Return all of the data exactly as written, without the pictures.

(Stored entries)

****************

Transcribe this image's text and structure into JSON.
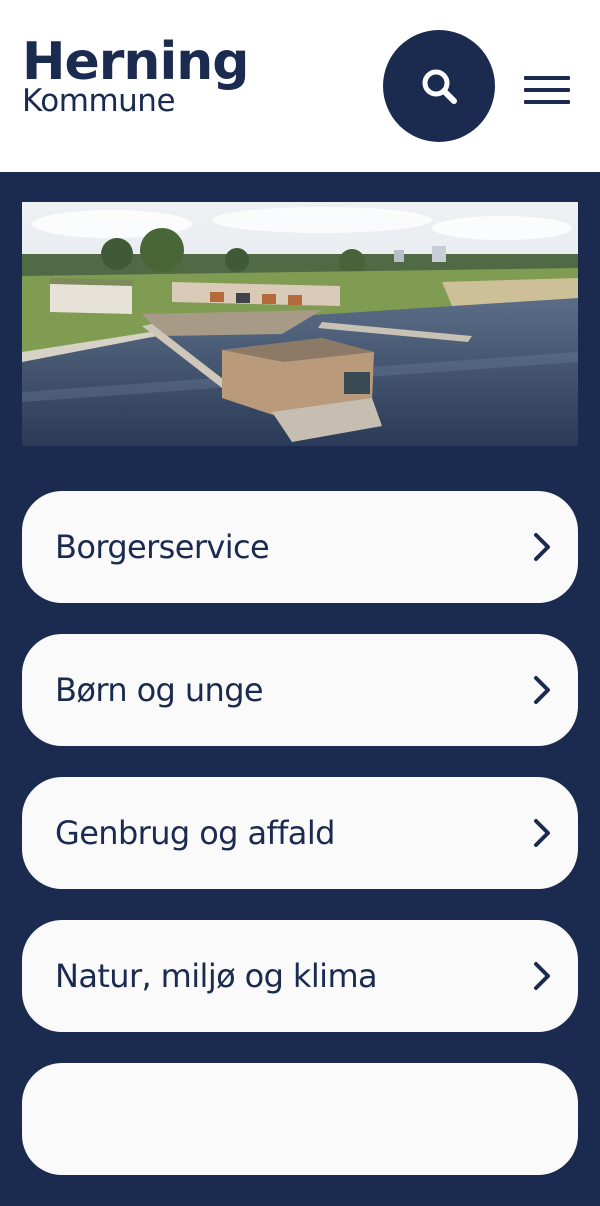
{
  "header": {
    "logo_main": "Herning",
    "logo_sub": "Kommune",
    "search_icon": "search-icon",
    "menu_icon": "hamburger-menu-icon"
  },
  "hero": {
    "image": "aerial-lake-bath-house-photo"
  },
  "nav": {
    "items": [
      {
        "label": "Borgerservice"
      },
      {
        "label": "Børn og unge"
      },
      {
        "label": "Genbrug og affald"
      },
      {
        "label": "Natur, miljø og klima"
      }
    ]
  },
  "colors": {
    "brand_navy": "#1b2b4f",
    "card_background": "#fafafa",
    "header_background": "#ffffff"
  }
}
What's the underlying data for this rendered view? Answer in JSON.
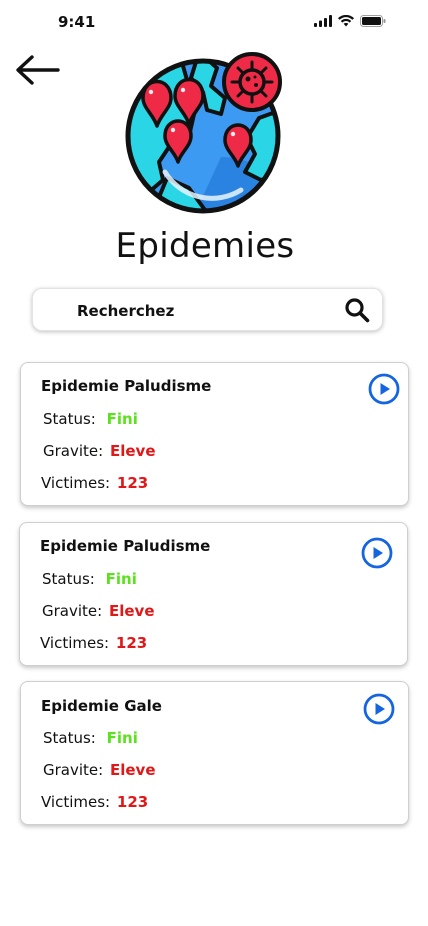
{
  "status_bar": {
    "time": "9:41"
  },
  "page": {
    "title": "Epidemies"
  },
  "search": {
    "placeholder": "Recherchez"
  },
  "labels": {
    "status": "Status:",
    "gravite": "Gravite:",
    "victimes": "Victimes:"
  },
  "colors": {
    "status_value": "#5ce21c",
    "danger_value": "#e01818",
    "accent": "#1565e0"
  },
  "epidemics": [
    {
      "name": "Epidemie Paludisme",
      "status": "Fini",
      "gravite": "Eleve",
      "victimes": "123"
    },
    {
      "name": "Epidemie Paludisme",
      "status": "Fini",
      "gravite": "Eleve",
      "victimes": "123"
    },
    {
      "name": "Epidemie Gale",
      "status": "Fini",
      "gravite": "Eleve",
      "victimes": "123"
    }
  ]
}
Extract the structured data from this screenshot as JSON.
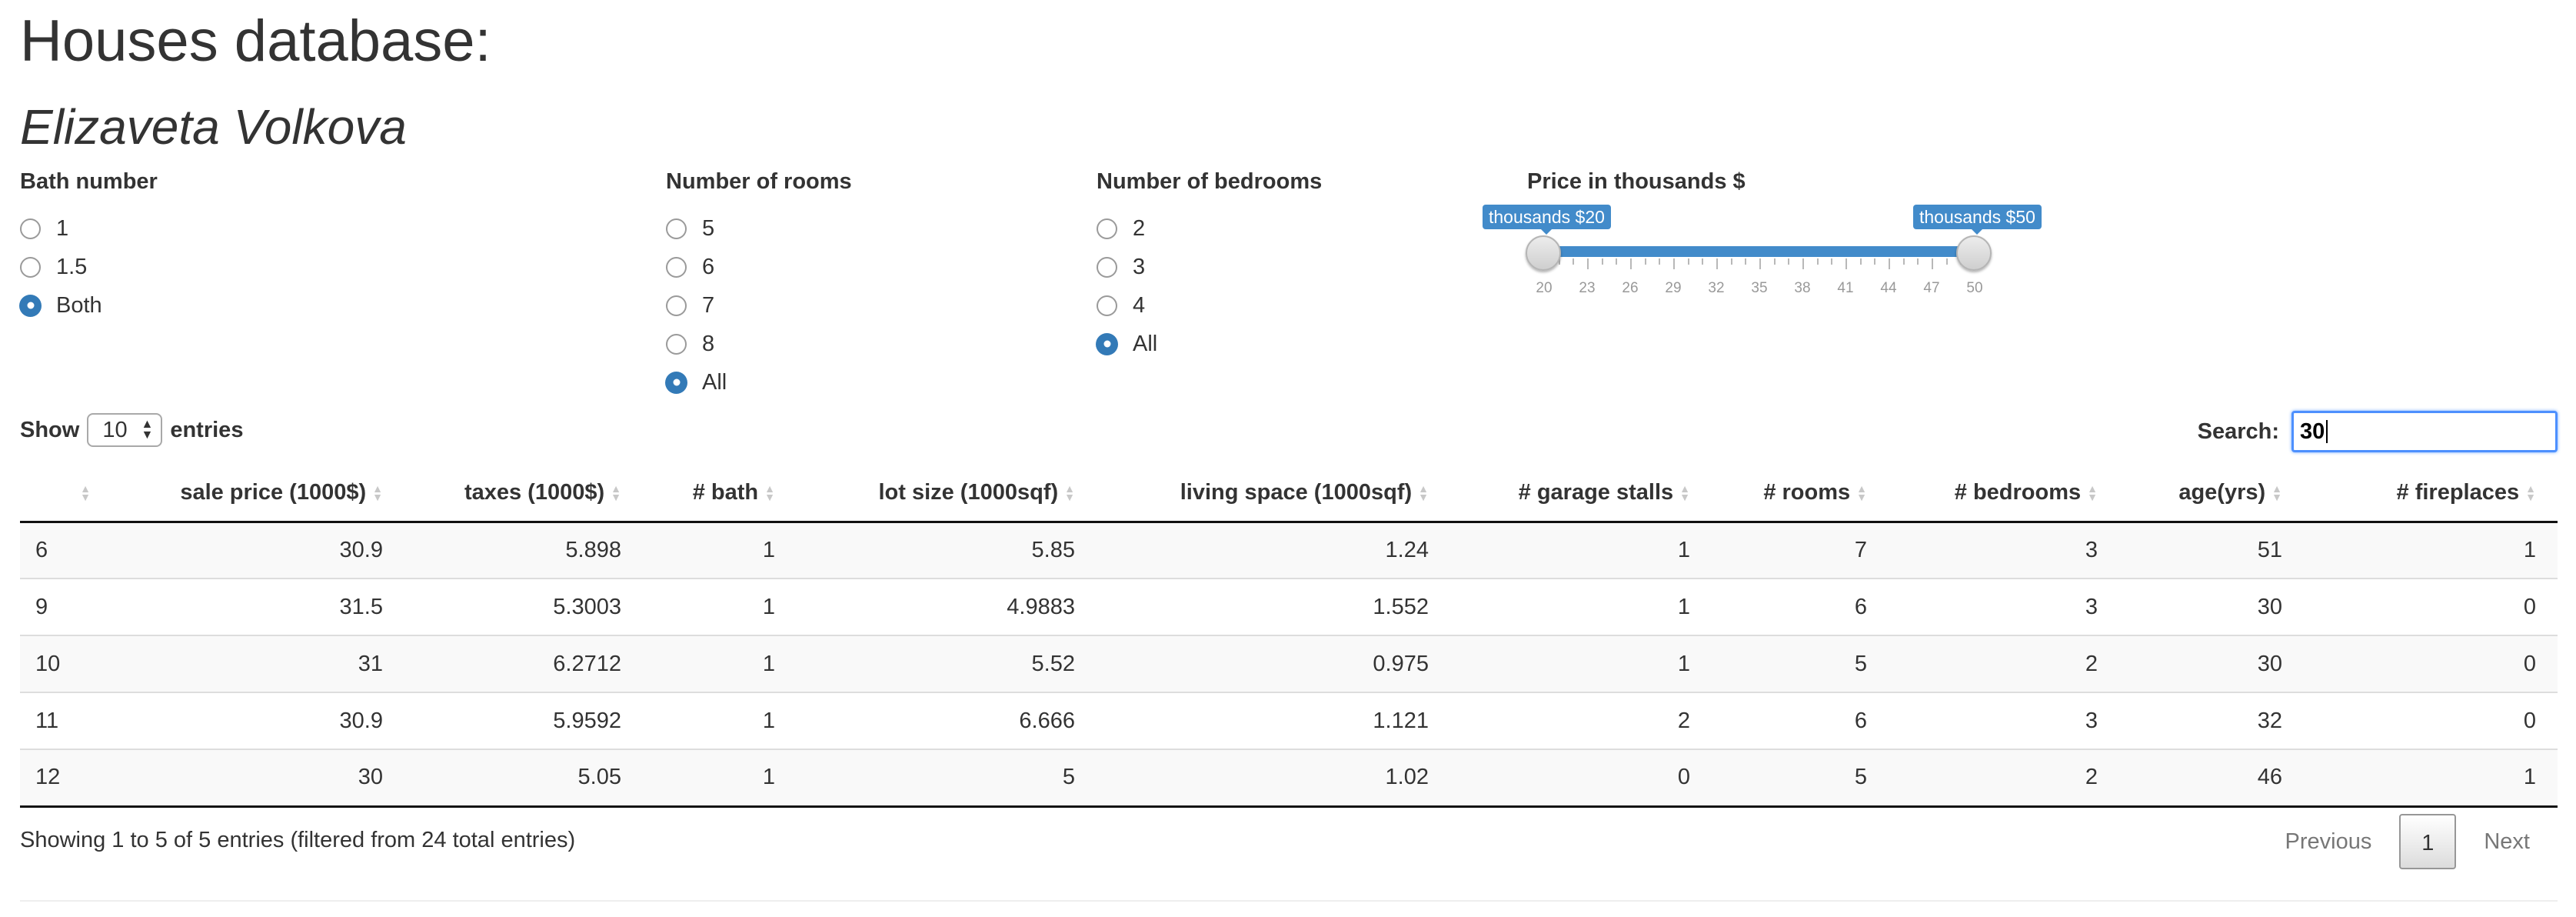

****************

**Solved problem**:
Transcribe this image's text and structure into JSON.
{
  "header": {
    "logo_main": "Herning",
    "logo_sub": "Kommune",
    "search_icon": "search-icon",
    "menu_icon": "hamburger-menu-icon"
  },
  "hero": {
    "image": "aerial-lake-bath-house-photo"
  },
  "nav": {
    "items": [
      {
        "label": "Borgerservice"
      },
      {
        "label": "Børn og unge"
      },
      {
        "label": "Genbrug og affald"
      },
      {
        "label": "Natur, miljø og klima"
      }
    ]
  },
  "colors": {
    "brand_navy": "#1b2b4f",
    "card_background": "#fafafa",
    "header_background": "#ffffff"
  }
}
What's the underlying data for this rendered view? Answer in JSON.
{
  "status_bar": {
    "time": "9:41"
  },
  "page": {
    "title": "Epidemies"
  },
  "search": {
    "placeholder": "Recherchez"
  },
  "labels": {
    "status": "Status:",
    "gravite": "Gravite:",
    "victimes": "Victimes:"
  },
  "colors": {
    "status_value": "#5ce21c",
    "danger_value": "#e01818",
    "accent": "#1565e0"
  },
  "epidemics": [
    {
      "name": "Epidemie Paludisme",
      "status": "Fini",
      "gravite": "Eleve",
      "victimes": "123"
    },
    {
      "name": "Epidemie Paludisme",
      "status": "Fini",
      "gravite": "Eleve",
      "victimes": "123"
    },
    {
      "name": "Epidemie Gale",
      "status": "Fini",
      "gravite": "Eleve",
      "victimes": "123"
    }
  ]
}
Extract the structured data from this screenshot as JSON.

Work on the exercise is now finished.